## Stated exercise
Reproduce each line of the listing exactly.

::: Data extract :::

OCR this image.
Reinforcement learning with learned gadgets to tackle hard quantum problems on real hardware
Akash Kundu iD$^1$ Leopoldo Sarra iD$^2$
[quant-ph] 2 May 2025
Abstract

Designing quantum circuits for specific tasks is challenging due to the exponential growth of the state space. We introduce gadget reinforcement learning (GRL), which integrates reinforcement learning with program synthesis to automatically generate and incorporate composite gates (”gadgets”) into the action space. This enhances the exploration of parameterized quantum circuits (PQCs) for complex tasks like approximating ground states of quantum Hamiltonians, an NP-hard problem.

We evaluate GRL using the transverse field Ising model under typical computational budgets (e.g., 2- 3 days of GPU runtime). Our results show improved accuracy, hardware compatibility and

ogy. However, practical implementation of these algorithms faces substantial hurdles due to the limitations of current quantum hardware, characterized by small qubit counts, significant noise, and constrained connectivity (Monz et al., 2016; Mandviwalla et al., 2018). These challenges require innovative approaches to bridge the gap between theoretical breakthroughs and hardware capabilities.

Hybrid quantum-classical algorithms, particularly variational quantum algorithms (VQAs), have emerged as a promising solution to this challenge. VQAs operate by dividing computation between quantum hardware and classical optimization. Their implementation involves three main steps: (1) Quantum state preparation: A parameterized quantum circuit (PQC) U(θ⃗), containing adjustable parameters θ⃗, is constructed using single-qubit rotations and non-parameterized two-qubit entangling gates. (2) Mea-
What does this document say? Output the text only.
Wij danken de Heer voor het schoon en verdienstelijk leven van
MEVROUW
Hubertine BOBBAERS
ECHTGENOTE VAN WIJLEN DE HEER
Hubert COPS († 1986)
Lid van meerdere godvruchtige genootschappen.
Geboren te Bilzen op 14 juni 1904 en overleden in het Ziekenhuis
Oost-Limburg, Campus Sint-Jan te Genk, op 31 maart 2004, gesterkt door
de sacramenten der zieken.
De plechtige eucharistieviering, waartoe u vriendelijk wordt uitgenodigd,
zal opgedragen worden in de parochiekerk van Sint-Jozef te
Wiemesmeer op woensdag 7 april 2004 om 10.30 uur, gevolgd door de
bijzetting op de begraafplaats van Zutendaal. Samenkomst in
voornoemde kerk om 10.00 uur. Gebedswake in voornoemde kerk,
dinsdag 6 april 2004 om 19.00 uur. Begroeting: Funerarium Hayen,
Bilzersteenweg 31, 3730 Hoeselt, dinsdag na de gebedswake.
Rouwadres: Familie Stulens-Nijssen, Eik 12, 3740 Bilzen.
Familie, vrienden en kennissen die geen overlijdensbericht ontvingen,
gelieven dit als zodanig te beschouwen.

:::

## Problem solution
OCR this image.
Reinforcement learning with learned gadgets to tackle hard quantum problems on real hardware
Akash Kundu iD$^1$ Leopoldo Sarra iD$^2$
[quant-ph] 2 May 2025
Abstract

Designing quantum circuits for specific tasks is challenging due to the exponential growth of the state space. We introduce gadget reinforcement learning (GRL), which integrates reinforcement learning with program synthesis to automatically generate and incorporate composite gates (”gadgets”) into the action space. This enhances the exploration of parameterized quantum circuits (PQCs) for complex tasks like approximating ground states of quantum Hamiltonians, an NP-hard problem.

We evaluate GRL using the transverse field Ising model under typical computational budgets (e.g., 2- 3 days of GPU runtime). Our results show improved accuracy, hardware compatibility and

ogy. However, practical implementation of these algorithms faces substantial hurdles due to the limitations of current quantum hardware, characterized by small qubit counts, significant noise, and constrained connectivity (Monz et al., 2016; Mandviwalla et al., 2018). These challenges require innovative approaches to bridge the gap between theoretical breakthroughs and hardware capabilities.

Hybrid quantum-classical algorithms, particularly variational quantum algorithms (VQAs), have emerged as a promising solution to this challenge. VQAs operate by dividing computation between quantum hardware and classical optimization. Their implementation involves three main steps: (1) Quantum state preparation: A parameterized quantum circuit (PQC) U(θ⃗), containing adjustable parameters θ⃗, is constructed using single-qubit rotations and non-parameterized two-qubit entangling gates. (2) Mea-
What does this document say? Output the text only.
Wij danken de Heer voor het schoon en verdienstelijk leven van
MEVROUW
Hubertine BOBBAERS
ECHTGENOTE VAN WIJLEN DE HEER
Hubert COPS († 1986)
Lid van meerdere godvruchtige genootschappen.
Geboren te Bilzen op 14 juni 1904 en overleden in het Ziekenhuis
Oost-Limburg, Campus Sint-Jan te Genk, op 31 maart 2004, gesterkt door
de sacramenten der zieken.
De plechtige eucharistieviering, waartoe u vriendelijk wordt uitgenodigd,
zal opgedragen worden in de parochiekerk van Sint-Jozef te
Wiemesmeer op woensdag 7 april 2004 om 10.30 uur, gevolgd door de
bijzetting op de begraafplaats van Zutendaal. Samenkomst in
voornoemde kerk om 10.00 uur. Gebedswake in voornoemde kerk,
dinsdag 6 april 2004 om 19.00 uur. Begroeting: Funerarium Hayen,
Bilzersteenweg 31, 3730 Hoeselt, dinsdag na de gebedswake.
Rouwadres: Familie Stulens-Nijssen, Eik 12, 3740 Bilzen.
Familie, vrienden en kennissen die geen overlijdensbericht ontvingen,
gelieven dit als zodanig te beschouwen.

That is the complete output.